WRITTEN PROBLEM> Using the listing below, copy every line that mentions "title".

----- PROVIDED INFORMATION

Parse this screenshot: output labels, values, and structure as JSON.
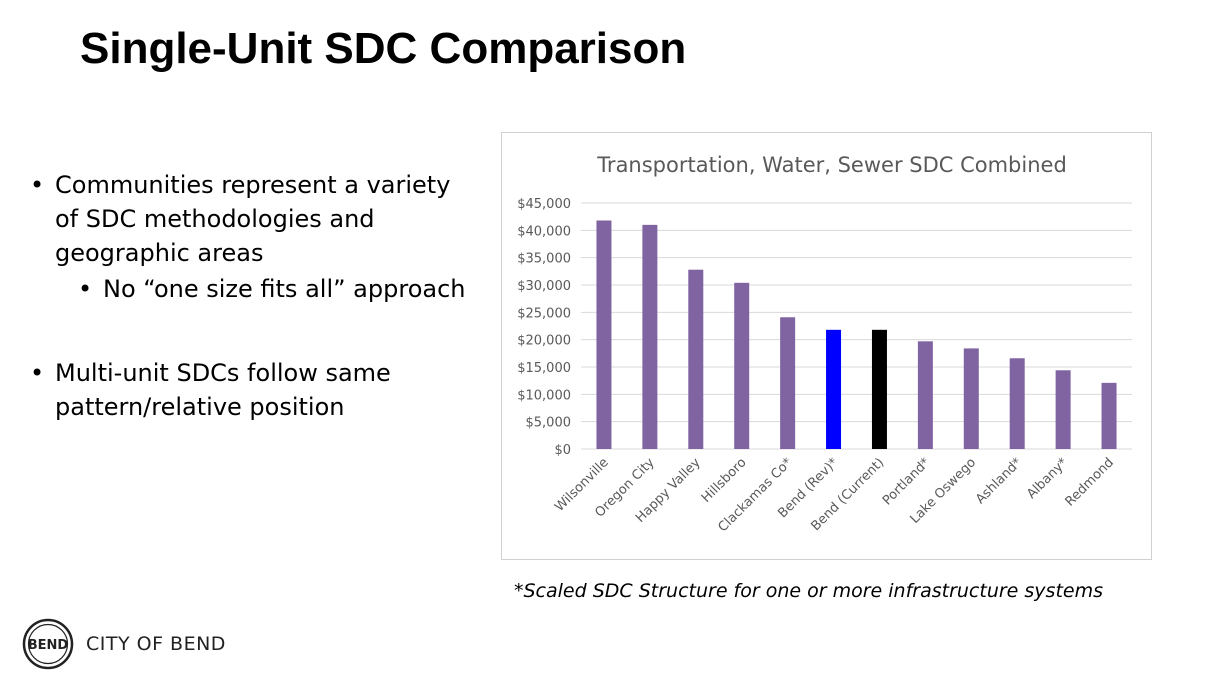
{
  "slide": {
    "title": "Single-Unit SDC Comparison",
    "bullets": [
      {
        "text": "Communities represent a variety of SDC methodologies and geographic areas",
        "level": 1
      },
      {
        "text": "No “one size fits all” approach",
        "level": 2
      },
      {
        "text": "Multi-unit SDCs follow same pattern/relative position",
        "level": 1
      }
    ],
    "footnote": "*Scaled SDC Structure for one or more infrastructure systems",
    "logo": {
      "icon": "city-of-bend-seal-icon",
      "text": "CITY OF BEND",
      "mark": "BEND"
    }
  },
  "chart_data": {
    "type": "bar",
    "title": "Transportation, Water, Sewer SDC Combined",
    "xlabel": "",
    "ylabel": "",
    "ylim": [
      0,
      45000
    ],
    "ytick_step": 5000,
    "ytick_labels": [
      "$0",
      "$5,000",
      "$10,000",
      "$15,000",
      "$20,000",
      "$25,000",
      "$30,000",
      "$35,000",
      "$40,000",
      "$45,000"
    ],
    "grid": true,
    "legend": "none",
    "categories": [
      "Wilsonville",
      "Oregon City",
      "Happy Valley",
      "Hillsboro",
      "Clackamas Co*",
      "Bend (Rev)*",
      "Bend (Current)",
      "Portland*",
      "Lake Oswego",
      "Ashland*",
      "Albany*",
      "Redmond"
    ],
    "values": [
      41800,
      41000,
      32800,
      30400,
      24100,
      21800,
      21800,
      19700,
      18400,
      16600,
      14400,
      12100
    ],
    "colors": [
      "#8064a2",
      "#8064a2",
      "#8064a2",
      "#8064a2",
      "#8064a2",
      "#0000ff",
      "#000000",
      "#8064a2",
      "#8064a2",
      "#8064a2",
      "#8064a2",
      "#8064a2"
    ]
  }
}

----------

THE REPLY>
    "title": "Single-Unit SDC Comparison",
    "title": "Transportation, Water, Sewer SDC Combined",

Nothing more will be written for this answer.